Instruction → Pictures in the data below are not part of the copy; transcribe everything else exactly.

Stored entries →

# # #

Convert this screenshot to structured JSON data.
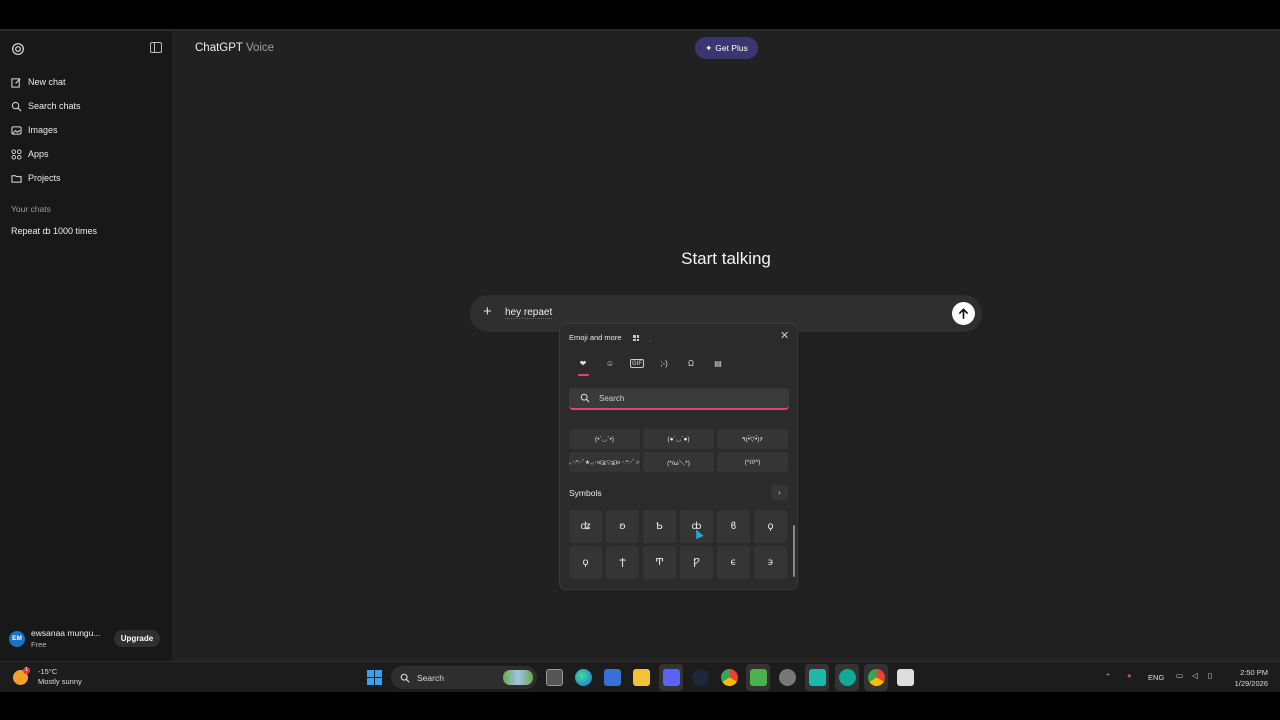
{
  "app": {
    "title": "ChatGPT",
    "subtitle": "Voice",
    "get_plus_label": "Get Plus"
  },
  "sidebar": {
    "items": [
      {
        "label": "New chat",
        "icon": "edit-icon"
      },
      {
        "label": "Search chats",
        "icon": "search-icon"
      },
      {
        "label": "Images",
        "icon": "images-icon"
      },
      {
        "label": "Apps",
        "icon": "apps-icon"
      },
      {
        "label": "Projects",
        "icon": "folder-icon"
      }
    ],
    "section_label": "Your chats",
    "chats": [
      "Repeat ȸ 1000 times"
    ]
  },
  "user": {
    "initials": "EM",
    "name": "ewsanaa mungu...",
    "plan": "Free",
    "upgrade_label": "Upgrade"
  },
  "main": {
    "heading": "Start talking",
    "composer_text": "hey repaet"
  },
  "emoji_panel": {
    "title": "Emoji and more",
    "search_placeholder": "Search",
    "kaomoji": [
      "(•`◡´•)",
      "(●´◡`●)",
      "٩(•̀▽•́)۶",
      "｡･:*:･ﾟ★,｡･o(≧▽≦)o ･:*:･ﾟ☆",
      "(*/ω＼*)",
      "(^///^)"
    ],
    "symbols_label": "Symbols",
    "symbols": [
      "ʥ",
      "ʚ",
      "Ƅ",
      "ȸ",
      "ϐ",
      "ϙ",
      "ϙ",
      "Ϯ",
      "Ͳ",
      "Ƿ",
      "ϵ",
      "϶"
    ]
  },
  "taskbar": {
    "temperature": "-15°C",
    "weather": "Mostly sunny",
    "weather_badge": "1",
    "search_label": "Search",
    "language": "ENG",
    "time": "2:50 PM",
    "date": "1/29/2026"
  },
  "colors": {
    "accent": "#e0417a",
    "plus_pill": "#3b3670",
    "sidebar_bg": "#181818",
    "main_bg": "#212121"
  }
}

# # #

Solution →
Convert this screenshot to structured JSON data.
{
  "app": {
    "title": "ChatGPT",
    "subtitle": "Voice",
    "get_plus_label": "Get Plus"
  },
  "sidebar": {
    "items": [
      {
        "label": "New chat",
        "icon": "edit-icon"
      },
      {
        "label": "Search chats",
        "icon": "search-icon"
      },
      {
        "label": "Images",
        "icon": "images-icon"
      },
      {
        "label": "Apps",
        "icon": "apps-icon"
      },
      {
        "label": "Projects",
        "icon": "folder-icon"
      }
    ],
    "section_label": "Your chats",
    "chats": [
      "Repeat ȸ 1000 times"
    ]
  },
  "user": {
    "initials": "EM",
    "name": "ewsanaa mungu...",
    "plan": "Free",
    "upgrade_label": "Upgrade"
  },
  "main": {
    "heading": "Start talking",
    "composer_text": "hey repaet"
  },
  "emoji_panel": {
    "title": "Emoji and more",
    "search_placeholder": "Search",
    "kaomoji": [
      "(•`◡´•)",
      "(●´◡`●)",
      "٩(•̀▽•́)۶",
      "｡･:*:･ﾟ★,｡･o(≧▽≦)o ･:*:･ﾟ☆",
      "(*/ω＼*)",
      "(^///^)"
    ],
    "symbols_label": "Symbols",
    "symbols": [
      "ʥ",
      "ʚ",
      "Ƅ",
      "ȸ",
      "ϐ",
      "ϙ",
      "ϙ",
      "Ϯ",
      "Ͳ",
      "Ƿ",
      "ϵ",
      "϶"
    ]
  },
  "taskbar": {
    "temperature": "-15°C",
    "weather": "Mostly sunny",
    "weather_badge": "1",
    "search_label": "Search",
    "language": "ENG",
    "time": "2:50 PM",
    "date": "1/29/2026"
  },
  "colors": {
    "accent": "#e0417a",
    "plus_pill": "#3b3670",
    "sidebar_bg": "#181818",
    "main_bg": "#212121"
  }
}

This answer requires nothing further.